» What this task involves
Word for word, copy all the data and drop the pictures.

» Listed entries
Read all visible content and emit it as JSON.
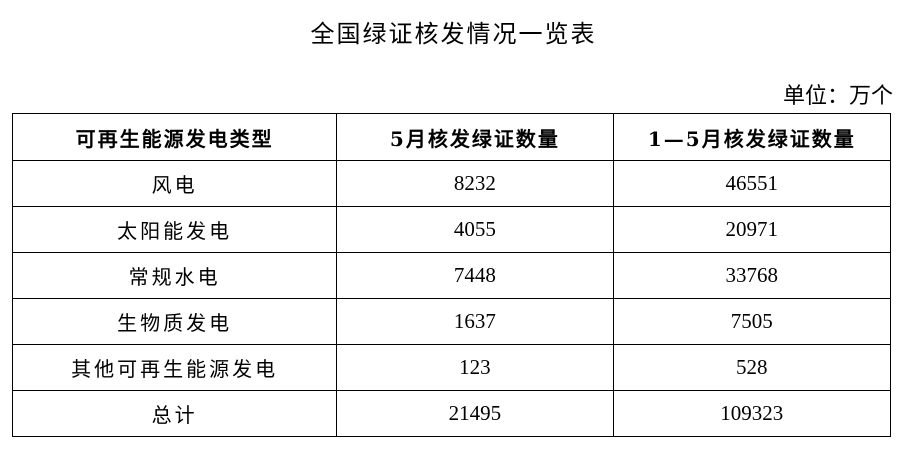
{
  "title": "全国绿证核发情况一览表",
  "unit": "单位：万个",
  "table": {
    "headers": [
      "可再生能源发电类型",
      "5月核发绿证数量",
      "1—5月核发绿证数量"
    ],
    "rows": [
      [
        "风电",
        "8232",
        "46551"
      ],
      [
        "太阳能发电",
        "4055",
        "20971"
      ],
      [
        "常规水电",
        "7448",
        "33768"
      ],
      [
        "生物质发电",
        "1637",
        "7505"
      ],
      [
        "其他可再生能源发电",
        "123",
        "528"
      ],
      [
        "总计",
        "21495",
        "109323"
      ]
    ]
  }
}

» Expected output
Read all visible content and emit it as JSON.
{
  "title": "全国绿证核发情况一览表",
  "unit": "单位：万个",
  "table": {
    "headers": [
      "可再生能源发电类型",
      "5月核发绿证数量",
      "1—5月核发绿证数量"
    ],
    "rows": [
      [
        "风电",
        "8232",
        "46551"
      ],
      [
        "太阳能发电",
        "4055",
        "20971"
      ],
      [
        "常规水电",
        "7448",
        "33768"
      ],
      [
        "生物质发电",
        "1637",
        "7505"
      ],
      [
        "其他可再生能源发电",
        "123",
        "528"
      ],
      [
        "总计",
        "21495",
        "109323"
      ]
    ]
  }
}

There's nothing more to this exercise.